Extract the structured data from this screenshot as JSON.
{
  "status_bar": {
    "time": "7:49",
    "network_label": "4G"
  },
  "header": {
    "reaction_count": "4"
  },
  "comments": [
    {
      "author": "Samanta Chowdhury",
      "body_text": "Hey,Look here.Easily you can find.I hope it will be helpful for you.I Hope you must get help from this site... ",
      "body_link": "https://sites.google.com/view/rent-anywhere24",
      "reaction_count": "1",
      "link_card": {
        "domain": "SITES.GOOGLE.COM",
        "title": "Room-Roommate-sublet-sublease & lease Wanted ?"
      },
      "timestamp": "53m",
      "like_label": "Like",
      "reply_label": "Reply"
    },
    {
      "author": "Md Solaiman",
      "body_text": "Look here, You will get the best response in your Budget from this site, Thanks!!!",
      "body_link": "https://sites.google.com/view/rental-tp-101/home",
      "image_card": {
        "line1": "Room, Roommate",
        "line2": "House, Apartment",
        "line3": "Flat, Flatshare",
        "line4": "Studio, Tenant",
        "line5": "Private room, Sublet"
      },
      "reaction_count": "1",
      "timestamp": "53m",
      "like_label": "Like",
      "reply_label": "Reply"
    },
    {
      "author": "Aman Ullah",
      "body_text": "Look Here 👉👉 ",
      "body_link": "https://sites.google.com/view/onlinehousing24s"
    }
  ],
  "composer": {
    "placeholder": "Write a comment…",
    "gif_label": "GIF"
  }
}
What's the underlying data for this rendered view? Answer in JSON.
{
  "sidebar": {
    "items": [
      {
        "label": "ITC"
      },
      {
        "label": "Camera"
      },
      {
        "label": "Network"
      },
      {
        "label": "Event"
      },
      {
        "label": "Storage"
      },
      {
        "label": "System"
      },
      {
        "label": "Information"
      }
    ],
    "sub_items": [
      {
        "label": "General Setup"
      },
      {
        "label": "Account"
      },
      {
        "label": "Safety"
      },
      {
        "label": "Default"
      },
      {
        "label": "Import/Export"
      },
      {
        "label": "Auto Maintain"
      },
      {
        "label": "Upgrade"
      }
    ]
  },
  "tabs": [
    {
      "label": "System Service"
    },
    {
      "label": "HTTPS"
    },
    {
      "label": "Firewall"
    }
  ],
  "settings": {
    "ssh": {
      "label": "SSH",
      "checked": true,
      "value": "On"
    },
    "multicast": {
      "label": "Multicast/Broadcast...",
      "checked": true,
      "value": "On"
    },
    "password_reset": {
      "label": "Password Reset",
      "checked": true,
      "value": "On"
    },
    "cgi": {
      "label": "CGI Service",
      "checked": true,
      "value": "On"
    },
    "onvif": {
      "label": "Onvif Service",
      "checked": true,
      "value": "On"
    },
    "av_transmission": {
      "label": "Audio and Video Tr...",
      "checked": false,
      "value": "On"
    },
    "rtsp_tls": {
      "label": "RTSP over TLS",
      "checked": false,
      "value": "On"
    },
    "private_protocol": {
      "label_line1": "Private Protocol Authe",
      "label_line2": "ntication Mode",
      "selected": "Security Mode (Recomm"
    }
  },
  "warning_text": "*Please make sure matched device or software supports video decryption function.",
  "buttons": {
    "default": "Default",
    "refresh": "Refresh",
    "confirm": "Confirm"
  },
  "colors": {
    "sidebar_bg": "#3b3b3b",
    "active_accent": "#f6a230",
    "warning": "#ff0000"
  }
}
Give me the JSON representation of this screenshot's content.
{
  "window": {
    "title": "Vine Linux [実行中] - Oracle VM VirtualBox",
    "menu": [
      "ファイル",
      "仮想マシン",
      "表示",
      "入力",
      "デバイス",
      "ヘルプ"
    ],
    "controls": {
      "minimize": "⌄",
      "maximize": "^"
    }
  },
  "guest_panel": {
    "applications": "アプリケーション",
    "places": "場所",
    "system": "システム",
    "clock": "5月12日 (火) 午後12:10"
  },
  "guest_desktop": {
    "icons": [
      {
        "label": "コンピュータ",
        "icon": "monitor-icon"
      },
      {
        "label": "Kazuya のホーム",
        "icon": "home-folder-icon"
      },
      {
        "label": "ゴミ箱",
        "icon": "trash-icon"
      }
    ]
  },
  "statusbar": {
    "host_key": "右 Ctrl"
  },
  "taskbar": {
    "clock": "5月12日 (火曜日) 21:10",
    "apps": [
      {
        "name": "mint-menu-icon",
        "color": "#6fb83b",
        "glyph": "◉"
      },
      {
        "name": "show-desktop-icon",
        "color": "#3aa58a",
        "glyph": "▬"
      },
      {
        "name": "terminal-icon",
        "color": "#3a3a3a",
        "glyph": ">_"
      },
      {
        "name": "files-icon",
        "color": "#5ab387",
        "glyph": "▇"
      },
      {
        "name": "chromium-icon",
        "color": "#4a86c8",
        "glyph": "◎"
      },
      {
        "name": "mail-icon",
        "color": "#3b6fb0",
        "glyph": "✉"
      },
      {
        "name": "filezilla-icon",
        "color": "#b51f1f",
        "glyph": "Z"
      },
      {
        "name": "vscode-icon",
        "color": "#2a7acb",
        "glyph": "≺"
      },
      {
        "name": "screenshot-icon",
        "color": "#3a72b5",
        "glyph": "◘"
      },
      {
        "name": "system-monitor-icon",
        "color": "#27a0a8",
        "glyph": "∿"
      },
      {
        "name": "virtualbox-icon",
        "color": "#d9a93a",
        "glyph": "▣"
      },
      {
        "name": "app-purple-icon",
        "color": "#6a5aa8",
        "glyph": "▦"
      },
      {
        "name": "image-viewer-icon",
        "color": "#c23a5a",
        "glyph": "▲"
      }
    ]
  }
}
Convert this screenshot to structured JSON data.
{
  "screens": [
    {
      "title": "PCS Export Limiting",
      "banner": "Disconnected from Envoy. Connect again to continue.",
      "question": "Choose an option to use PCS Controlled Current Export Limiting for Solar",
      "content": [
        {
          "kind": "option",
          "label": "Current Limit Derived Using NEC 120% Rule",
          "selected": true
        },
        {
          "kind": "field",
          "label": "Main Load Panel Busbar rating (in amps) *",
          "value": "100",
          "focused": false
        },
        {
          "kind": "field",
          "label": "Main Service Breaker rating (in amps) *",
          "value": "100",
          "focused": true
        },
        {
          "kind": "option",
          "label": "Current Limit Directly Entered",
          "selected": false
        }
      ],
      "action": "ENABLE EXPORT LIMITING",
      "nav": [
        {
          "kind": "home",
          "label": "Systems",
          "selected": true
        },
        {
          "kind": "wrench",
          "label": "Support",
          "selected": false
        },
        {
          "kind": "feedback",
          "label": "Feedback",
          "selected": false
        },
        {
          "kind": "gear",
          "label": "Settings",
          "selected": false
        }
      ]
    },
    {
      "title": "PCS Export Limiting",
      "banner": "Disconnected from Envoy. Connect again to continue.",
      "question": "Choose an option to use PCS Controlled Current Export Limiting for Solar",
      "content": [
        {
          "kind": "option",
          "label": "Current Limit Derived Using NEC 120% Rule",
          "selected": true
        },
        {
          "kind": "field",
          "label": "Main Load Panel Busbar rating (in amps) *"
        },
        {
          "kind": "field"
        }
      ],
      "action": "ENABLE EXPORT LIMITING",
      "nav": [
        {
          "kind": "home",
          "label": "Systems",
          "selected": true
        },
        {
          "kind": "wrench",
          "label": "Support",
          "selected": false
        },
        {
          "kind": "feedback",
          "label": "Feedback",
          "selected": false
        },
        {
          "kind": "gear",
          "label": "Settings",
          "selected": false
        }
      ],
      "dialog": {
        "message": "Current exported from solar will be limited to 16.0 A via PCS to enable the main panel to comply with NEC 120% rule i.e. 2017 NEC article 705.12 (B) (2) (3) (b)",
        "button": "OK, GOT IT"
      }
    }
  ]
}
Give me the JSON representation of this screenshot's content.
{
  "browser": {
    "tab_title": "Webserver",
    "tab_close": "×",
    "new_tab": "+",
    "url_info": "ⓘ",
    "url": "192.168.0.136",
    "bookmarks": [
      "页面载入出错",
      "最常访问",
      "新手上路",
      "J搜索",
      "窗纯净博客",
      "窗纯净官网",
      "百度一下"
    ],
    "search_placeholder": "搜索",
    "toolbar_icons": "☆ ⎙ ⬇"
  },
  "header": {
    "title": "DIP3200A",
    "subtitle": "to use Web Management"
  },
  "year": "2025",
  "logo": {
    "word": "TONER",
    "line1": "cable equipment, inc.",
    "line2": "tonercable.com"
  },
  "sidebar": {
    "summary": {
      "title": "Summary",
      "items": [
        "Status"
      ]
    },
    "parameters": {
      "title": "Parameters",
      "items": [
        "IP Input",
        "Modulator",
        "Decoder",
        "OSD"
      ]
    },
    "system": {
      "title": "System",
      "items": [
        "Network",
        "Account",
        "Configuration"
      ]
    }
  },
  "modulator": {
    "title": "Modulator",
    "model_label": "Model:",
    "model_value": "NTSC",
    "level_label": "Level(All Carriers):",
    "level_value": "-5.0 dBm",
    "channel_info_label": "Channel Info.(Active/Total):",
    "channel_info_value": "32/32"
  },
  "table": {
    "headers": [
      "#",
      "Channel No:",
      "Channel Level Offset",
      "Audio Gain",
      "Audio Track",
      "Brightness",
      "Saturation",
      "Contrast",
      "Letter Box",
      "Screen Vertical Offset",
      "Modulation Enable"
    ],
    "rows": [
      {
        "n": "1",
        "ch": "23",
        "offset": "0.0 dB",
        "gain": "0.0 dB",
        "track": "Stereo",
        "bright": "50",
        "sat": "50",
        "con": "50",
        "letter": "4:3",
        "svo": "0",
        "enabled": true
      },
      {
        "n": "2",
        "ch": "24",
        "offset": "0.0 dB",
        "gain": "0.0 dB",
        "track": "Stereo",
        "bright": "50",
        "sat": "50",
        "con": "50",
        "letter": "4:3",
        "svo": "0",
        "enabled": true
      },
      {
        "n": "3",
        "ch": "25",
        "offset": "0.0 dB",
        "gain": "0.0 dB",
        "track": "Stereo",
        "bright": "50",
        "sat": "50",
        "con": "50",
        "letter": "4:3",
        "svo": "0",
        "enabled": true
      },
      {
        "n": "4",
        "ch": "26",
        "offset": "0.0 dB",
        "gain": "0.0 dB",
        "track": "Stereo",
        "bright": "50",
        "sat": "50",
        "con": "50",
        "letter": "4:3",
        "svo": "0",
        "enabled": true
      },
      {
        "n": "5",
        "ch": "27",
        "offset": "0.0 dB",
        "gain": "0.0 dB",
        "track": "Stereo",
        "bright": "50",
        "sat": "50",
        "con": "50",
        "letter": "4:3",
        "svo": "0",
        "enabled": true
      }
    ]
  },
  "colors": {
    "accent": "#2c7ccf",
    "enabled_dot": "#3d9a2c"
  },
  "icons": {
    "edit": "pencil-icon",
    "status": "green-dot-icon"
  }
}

Job ::
Pick out the lines above containing the word "this", then copy them.

Reply to the task ::
Extract the structured data from this screenshot as JSON.
      "body_text": "Hey,Look here.Easily you can find.I hope it will be helpful for you.I Hope you must get help from this site... ",
      "body_text": "Look here, You will get the best response in your Budget from this site, Thanks!!!",
What's the underlying data for this rendered view? Answer in JSON.
Give me the JSON representation of this screenshot's content.
Convert this screenshot to structured JSON data.
Give me the JSON representation of this screenshot's content.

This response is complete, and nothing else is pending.